**Extracted data:**
▼

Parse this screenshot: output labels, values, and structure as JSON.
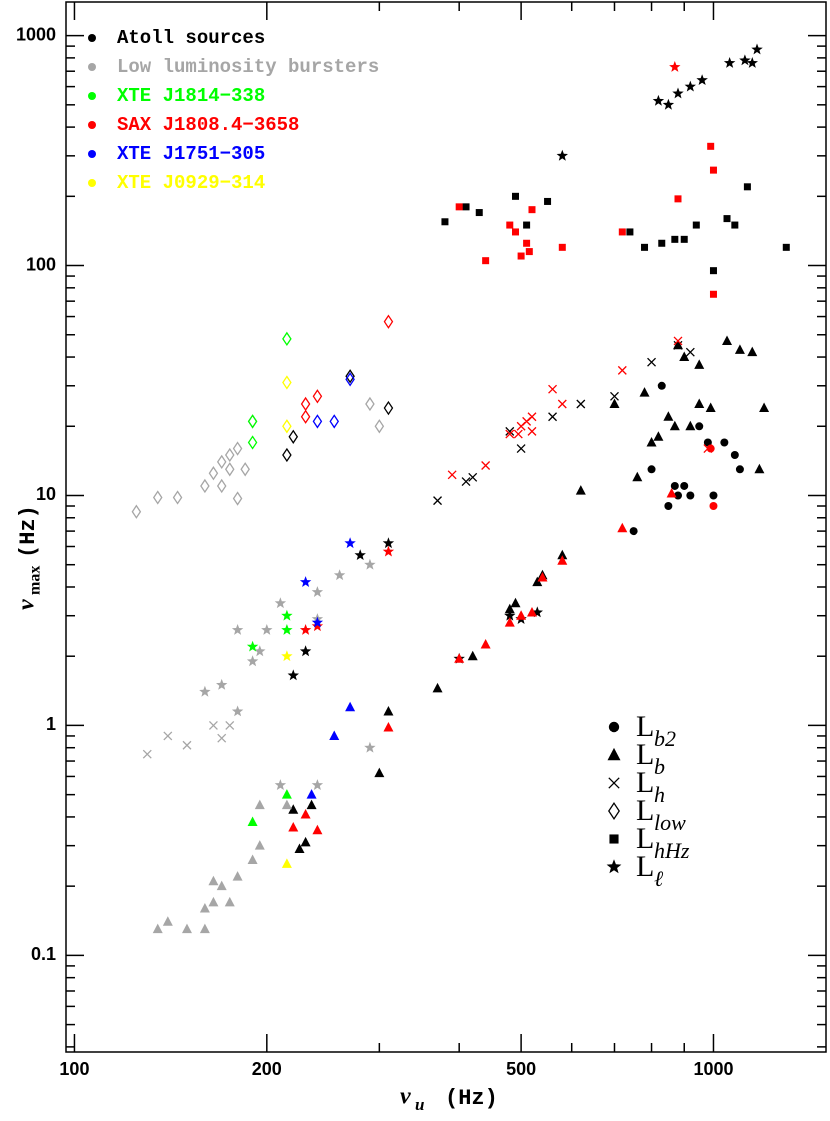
{
  "chart_data": {
    "type": "scatter",
    "xlabel": {
      "symbol": "ν",
      "sub": "u",
      "unit": "(Hz)"
    },
    "ylabel": {
      "symbol": "ν",
      "sub": "max",
      "unit": "(Hz)"
    },
    "xscale": "log",
    "yscale": "log",
    "xlim": [
      97,
      1500
    ],
    "ylim": [
      0.038,
      1400
    ],
    "xticks": [
      100,
      200,
      500,
      1000
    ],
    "yticks": [
      0.1,
      1,
      10,
      100,
      1000
    ],
    "xminorticks": [
      300,
      400,
      600,
      700,
      800,
      900
    ],
    "yminorticks": [
      0.04,
      0.05,
      0.06,
      0.07,
      0.08,
      0.09,
      0.2,
      0.3,
      0.4,
      0.5,
      0.6,
      0.7,
      0.8,
      0.9,
      2,
      3,
      4,
      5,
      6,
      7,
      8,
      9,
      20,
      30,
      40,
      50,
      60,
      70,
      80,
      90,
      200,
      300,
      400,
      500,
      600,
      700,
      800,
      900
    ],
    "legend": "upper left",
    "series": [
      {
        "name": "Atoll sources",
        "color": "#000000",
        "x": [
          820,
          850,
          880,
          920,
          960,
          1060,
          1120,
          1150,
          1170,
          580,
          740,
          780,
          830,
          870,
          900,
          940,
          1000,
          1050,
          1080,
          1130,
          1300,
          380,
          410,
          430,
          490,
          510,
          550,
          880,
          900,
          950,
          1050,
          1100,
          1150,
          700,
          780,
          820,
          850,
          870,
          920,
          950,
          990,
          1200,
          800,
          760,
          1180,
          830,
          850,
          870,
          880,
          900,
          920,
          950,
          980,
          1000,
          1040,
          1080,
          1100,
          750,
          800,
          480,
          500,
          370,
          410,
          420,
          560,
          620,
          700,
          800,
          880,
          920,
          620,
          580,
          530,
          540,
          480,
          490,
          420,
          370,
          310,
          300,
          235,
          230,
          225,
          220,
          480,
          500,
          530,
          400,
          220,
          280,
          310,
          230,
          215,
          220,
          270,
          310
        ],
        "y": [
          520,
          500,
          560,
          600,
          640,
          760,
          780,
          760,
          870,
          300,
          140,
          120,
          125,
          130,
          130,
          150,
          95,
          160,
          150,
          220,
          120,
          155,
          180,
          170,
          200,
          150,
          190,
          45,
          40,
          37,
          47,
          43,
          42,
          25,
          28,
          18,
          22,
          20,
          20,
          25,
          24,
          24,
          17,
          12,
          13,
          30,
          9,
          11,
          10,
          11,
          10,
          20,
          17,
          10,
          17,
          15,
          13,
          7,
          13,
          19,
          16,
          9.5,
          11.5,
          12,
          22,
          25,
          27,
          38,
          45,
          42,
          10.5,
          5.5,
          4.2,
          4.5,
          3.2,
          3.4,
          2.0,
          1.45,
          1.15,
          0.62,
          0.45,
          0.31,
          0.29,
          0.43,
          3.0,
          2.9,
          3.1,
          1.95,
          1.65,
          5.5,
          6.2,
          2.1,
          15,
          18,
          33,
          24
        ],
        "marker": [
          "*",
          "*",
          "*",
          "*",
          "*",
          "*",
          "*",
          "*",
          "*",
          "*",
          "s",
          "s",
          "s",
          "s",
          "s",
          "s",
          "s",
          "s",
          "s",
          "s",
          "s",
          "s",
          "s",
          "s",
          "s",
          "s",
          "s",
          "t",
          "t",
          "t",
          "t",
          "t",
          "t",
          "t",
          "t",
          "t",
          "t",
          "t",
          "t",
          "t",
          "t",
          "t",
          "t",
          "t",
          "t",
          "c",
          "c",
          "c",
          "c",
          "c",
          "c",
          "c",
          "c",
          "c",
          "c",
          "c",
          "c",
          "c",
          "c",
          "x",
          "x",
          "x",
          "x",
          "x",
          "x",
          "x",
          "x",
          "x",
          "x",
          "x",
          "t",
          "t",
          "t",
          "t",
          "t",
          "t",
          "t",
          "t",
          "t",
          "t",
          "t",
          "t",
          "t",
          "t",
          "*",
          "*",
          "*",
          "*",
          "*",
          "*",
          "*",
          "*",
          "d",
          "d",
          "d",
          "d"
        ]
      },
      {
        "name": "Low luminosity bursters",
        "color": "#a6a6a6",
        "x": [
          125,
          135,
          145,
          160,
          165,
          170,
          175,
          170,
          175,
          185,
          180,
          190,
          180,
          290,
          300,
          130,
          140,
          150,
          165,
          175,
          170,
          180,
          190,
          195,
          170,
          160,
          180,
          200,
          210,
          240,
          260,
          290,
          240,
          290,
          210,
          240,
          135,
          140,
          150,
          160,
          165,
          170,
          175,
          180,
          190,
          195,
          195,
          215,
          165,
          160
        ],
        "y": [
          8.5,
          9.8,
          9.8,
          11,
          12.5,
          14,
          15,
          11,
          13,
          13,
          16,
          21,
          9.7,
          25,
          20,
          0.75,
          0.9,
          0.82,
          1.0,
          1.0,
          0.88,
          1.15,
          1.9,
          2.1,
          1.5,
          1.4,
          2.6,
          2.6,
          3.4,
          3.8,
          4.5,
          5.0,
          2.9,
          0.8,
          0.55,
          0.55,
          0.13,
          0.14,
          0.13,
          0.16,
          0.17,
          0.2,
          0.17,
          0.22,
          0.26,
          0.3,
          0.45,
          0.45,
          0.21,
          0.13
        ],
        "marker": [
          "d",
          "d",
          "d",
          "d",
          "d",
          "d",
          "d",
          "d",
          "d",
          "d",
          "d",
          "d",
          "d",
          "d",
          "d",
          "x",
          "x",
          "x",
          "x",
          "x",
          "x",
          "*",
          "*",
          "*",
          "*",
          "*",
          "*",
          "*",
          "*",
          "*",
          "*",
          "*",
          "*",
          "*",
          "*",
          "*",
          "t",
          "t",
          "t",
          "t",
          "t",
          "t",
          "t",
          "t",
          "t",
          "t",
          "t",
          "t",
          "t",
          "t"
        ]
      },
      {
        "name": "XTE J1814−338",
        "color": "#00ff00",
        "x": [
          215,
          190,
          190,
          215,
          190,
          215,
          215,
          190
        ],
        "y": [
          48,
          21,
          17,
          3.0,
          2.2,
          2.6,
          0.5,
          0.38
        ],
        "marker": [
          "d",
          "d",
          "d",
          "*",
          "*",
          "*",
          "t",
          "t"
        ]
      },
      {
        "name": "SAX J1808.4−3658",
        "color": "#ff0000",
        "x": [
          310,
          230,
          230,
          240,
          390,
          440,
          480,
          500,
          510,
          520,
          560,
          580,
          720,
          880,
          980,
          520,
          495,
          400,
          440,
          480,
          490,
          500,
          510,
          515,
          520,
          580,
          720,
          880,
          990,
          1000,
          1000,
          870,
          310,
          230,
          240,
          310,
          220,
          240,
          230,
          400,
          440,
          480,
          500,
          520,
          540,
          580,
          720,
          860,
          1000,
          990
        ],
        "y": [
          57,
          25,
          22,
          27,
          12.3,
          13.5,
          18.5,
          20,
          21,
          22,
          29,
          25,
          35,
          47,
          16,
          19,
          18.5,
          180,
          105,
          150,
          140,
          110,
          125,
          115,
          175,
          120,
          140,
          195,
          330,
          260,
          75,
          730,
          5.7,
          2.6,
          2.7,
          0.98,
          0.36,
          0.35,
          0.41,
          1.95,
          2.25,
          2.8,
          3.0,
          3.1,
          4.4,
          5.2,
          7.2,
          10.2,
          9,
          16
        ],
        "marker": [
          "d",
          "d",
          "d",
          "d",
          "x",
          "x",
          "x",
          "x",
          "x",
          "x",
          "x",
          "x",
          "x",
          "x",
          "x",
          "x",
          "x",
          "s",
          "s",
          "s",
          "s",
          "s",
          "s",
          "s",
          "s",
          "s",
          "s",
          "s",
          "s",
          "s",
          "s",
          "*",
          "*",
          "*",
          "*",
          "t",
          "t",
          "t",
          "t",
          "t",
          "t",
          "t",
          "t",
          "t",
          "t",
          "t",
          "t",
          "t",
          "c",
          "c"
        ]
      },
      {
        "name": "XTE J1751−305",
        "color": "#0000ff",
        "x": [
          270,
          240,
          255,
          270,
          230,
          240,
          270,
          255,
          235
        ],
        "y": [
          32,
          21,
          21,
          6.2,
          4.2,
          2.8,
          1.2,
          0.9,
          0.5
        ],
        "marker": [
          "d",
          "d",
          "d",
          "*",
          "*",
          "*",
          "t",
          "t",
          "t"
        ]
      },
      {
        "name": "XTE J0929−314",
        "color": "#ffff00",
        "x": [
          215,
          215,
          215,
          215
        ],
        "y": [
          31,
          20,
          2.0,
          0.25
        ],
        "marker": [
          "d",
          "d",
          "*",
          "t"
        ]
      }
    ],
    "marker_legend": [
      {
        "marker": "c",
        "label": "L",
        "sub": "b2"
      },
      {
        "marker": "t",
        "label": "L",
        "sub": "b"
      },
      {
        "marker": "x",
        "label": "L",
        "sub": "h"
      },
      {
        "marker": "d",
        "label": "L",
        "sub": "low"
      },
      {
        "marker": "s",
        "label": "L",
        "sub": "hHz"
      },
      {
        "marker": "*",
        "label": "L",
        "sub": "ℓ"
      }
    ]
  }
}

▲

**Exercise:** In the listing above, find each line with the word "color" and copy it.

**Right answer:**
        "color": "#000000",
        "color": "#a6a6a6",
        "color": "#00ff00",
        "color": "#ff0000",
        "color": "#0000ff",
        "color": "#ffff00",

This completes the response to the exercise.